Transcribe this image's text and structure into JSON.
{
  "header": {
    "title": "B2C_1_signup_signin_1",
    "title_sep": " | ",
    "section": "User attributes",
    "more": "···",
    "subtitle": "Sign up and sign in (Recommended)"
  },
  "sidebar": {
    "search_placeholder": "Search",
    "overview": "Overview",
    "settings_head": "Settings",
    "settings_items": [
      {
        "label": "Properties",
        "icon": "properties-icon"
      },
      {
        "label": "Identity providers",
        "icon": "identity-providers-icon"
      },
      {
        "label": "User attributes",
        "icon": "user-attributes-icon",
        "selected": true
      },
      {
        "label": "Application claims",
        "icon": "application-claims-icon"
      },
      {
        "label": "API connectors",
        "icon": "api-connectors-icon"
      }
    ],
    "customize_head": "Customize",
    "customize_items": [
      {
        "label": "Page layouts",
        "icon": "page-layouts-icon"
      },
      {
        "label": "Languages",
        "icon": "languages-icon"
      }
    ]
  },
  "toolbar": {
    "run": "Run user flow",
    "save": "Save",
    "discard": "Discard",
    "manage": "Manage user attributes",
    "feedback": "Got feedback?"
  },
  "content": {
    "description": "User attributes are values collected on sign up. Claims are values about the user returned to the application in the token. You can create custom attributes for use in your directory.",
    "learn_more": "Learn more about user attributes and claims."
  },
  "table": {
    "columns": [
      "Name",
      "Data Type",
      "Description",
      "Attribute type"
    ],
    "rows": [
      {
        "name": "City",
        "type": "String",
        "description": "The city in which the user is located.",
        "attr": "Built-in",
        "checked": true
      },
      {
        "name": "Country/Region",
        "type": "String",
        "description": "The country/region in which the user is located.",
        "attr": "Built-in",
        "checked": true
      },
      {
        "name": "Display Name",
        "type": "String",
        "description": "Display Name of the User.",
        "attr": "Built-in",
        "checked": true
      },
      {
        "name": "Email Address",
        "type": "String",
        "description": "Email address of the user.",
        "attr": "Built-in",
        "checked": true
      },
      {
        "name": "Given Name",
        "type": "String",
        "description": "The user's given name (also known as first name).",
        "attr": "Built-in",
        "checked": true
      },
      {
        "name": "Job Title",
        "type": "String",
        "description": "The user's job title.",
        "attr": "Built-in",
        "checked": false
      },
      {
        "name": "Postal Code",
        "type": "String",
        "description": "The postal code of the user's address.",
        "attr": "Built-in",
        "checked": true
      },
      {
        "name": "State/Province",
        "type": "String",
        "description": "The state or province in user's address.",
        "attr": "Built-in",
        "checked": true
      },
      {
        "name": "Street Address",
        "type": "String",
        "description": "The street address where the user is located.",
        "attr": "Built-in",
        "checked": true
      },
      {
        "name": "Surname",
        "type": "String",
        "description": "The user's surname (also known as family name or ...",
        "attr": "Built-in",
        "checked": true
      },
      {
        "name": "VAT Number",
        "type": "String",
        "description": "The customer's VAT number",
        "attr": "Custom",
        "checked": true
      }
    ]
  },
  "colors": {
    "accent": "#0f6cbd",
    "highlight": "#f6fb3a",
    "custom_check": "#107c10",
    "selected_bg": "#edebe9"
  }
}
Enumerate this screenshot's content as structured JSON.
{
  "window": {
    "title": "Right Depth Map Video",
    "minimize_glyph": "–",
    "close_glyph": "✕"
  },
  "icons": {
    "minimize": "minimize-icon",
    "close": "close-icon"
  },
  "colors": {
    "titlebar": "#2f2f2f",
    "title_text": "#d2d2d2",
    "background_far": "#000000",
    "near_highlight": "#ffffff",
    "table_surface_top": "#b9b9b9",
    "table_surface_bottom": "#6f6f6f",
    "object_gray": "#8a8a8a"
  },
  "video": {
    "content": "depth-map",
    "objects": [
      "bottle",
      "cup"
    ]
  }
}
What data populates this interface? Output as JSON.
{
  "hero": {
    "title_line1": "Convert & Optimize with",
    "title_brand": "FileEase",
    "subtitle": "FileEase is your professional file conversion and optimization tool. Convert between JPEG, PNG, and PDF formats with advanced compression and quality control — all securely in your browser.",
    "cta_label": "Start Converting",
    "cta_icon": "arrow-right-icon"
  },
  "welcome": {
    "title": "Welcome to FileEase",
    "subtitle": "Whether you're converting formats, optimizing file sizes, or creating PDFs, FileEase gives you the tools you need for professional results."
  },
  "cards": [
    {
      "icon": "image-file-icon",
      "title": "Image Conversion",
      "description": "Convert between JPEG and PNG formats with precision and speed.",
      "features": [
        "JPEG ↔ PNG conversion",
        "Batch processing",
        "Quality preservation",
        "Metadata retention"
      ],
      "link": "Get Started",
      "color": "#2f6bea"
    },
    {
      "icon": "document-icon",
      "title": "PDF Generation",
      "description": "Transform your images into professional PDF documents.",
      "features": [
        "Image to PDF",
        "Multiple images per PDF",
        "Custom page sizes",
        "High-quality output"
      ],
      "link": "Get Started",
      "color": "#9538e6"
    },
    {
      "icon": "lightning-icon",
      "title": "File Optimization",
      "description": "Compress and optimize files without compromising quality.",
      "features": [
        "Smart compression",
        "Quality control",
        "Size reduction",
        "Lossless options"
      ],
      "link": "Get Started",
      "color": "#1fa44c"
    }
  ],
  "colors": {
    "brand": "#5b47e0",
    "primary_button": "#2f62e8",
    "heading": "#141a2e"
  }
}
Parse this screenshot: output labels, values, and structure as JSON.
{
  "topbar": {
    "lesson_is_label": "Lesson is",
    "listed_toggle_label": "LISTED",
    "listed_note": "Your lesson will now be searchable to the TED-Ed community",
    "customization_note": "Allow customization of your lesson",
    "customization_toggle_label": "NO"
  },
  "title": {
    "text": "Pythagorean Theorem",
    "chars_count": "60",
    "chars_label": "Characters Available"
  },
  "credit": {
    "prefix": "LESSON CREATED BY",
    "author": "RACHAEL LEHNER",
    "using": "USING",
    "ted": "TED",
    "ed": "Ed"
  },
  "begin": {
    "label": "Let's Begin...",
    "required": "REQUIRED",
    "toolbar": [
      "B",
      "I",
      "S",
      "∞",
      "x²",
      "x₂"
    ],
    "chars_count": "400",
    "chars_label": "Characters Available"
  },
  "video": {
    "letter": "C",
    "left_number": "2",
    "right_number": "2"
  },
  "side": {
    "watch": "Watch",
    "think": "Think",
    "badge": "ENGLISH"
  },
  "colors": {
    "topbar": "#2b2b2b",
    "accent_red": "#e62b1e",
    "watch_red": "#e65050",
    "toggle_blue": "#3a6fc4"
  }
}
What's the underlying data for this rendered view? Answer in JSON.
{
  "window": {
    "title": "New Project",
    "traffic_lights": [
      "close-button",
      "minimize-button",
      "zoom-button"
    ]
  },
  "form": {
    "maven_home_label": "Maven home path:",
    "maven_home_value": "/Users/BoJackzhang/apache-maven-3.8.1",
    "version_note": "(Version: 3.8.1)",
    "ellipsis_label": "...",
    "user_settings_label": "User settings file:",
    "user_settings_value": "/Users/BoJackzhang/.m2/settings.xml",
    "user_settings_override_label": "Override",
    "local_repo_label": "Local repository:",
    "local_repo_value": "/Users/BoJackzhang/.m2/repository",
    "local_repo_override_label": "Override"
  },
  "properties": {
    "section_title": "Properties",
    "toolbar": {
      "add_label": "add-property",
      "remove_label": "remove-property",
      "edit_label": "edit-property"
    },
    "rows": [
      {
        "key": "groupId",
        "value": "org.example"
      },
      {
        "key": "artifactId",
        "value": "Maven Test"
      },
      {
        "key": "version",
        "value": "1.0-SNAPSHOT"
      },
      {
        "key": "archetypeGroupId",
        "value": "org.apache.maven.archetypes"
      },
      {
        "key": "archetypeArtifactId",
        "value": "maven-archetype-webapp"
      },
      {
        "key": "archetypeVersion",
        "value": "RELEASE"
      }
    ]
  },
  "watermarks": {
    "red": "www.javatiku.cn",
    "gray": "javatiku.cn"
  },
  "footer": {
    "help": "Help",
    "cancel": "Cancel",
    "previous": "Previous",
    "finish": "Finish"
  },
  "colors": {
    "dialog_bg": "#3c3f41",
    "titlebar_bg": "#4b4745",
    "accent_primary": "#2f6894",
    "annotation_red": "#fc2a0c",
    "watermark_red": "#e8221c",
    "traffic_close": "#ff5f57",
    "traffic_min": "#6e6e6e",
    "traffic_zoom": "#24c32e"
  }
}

----

§ **JOB**: Consider the entries above and return each line with the string "into".

§ **ANSWER TO THE PROBLEM**:
Transcribe this image's text and structure into JSON.
      "description": "Transform your images into professional PDF documents.",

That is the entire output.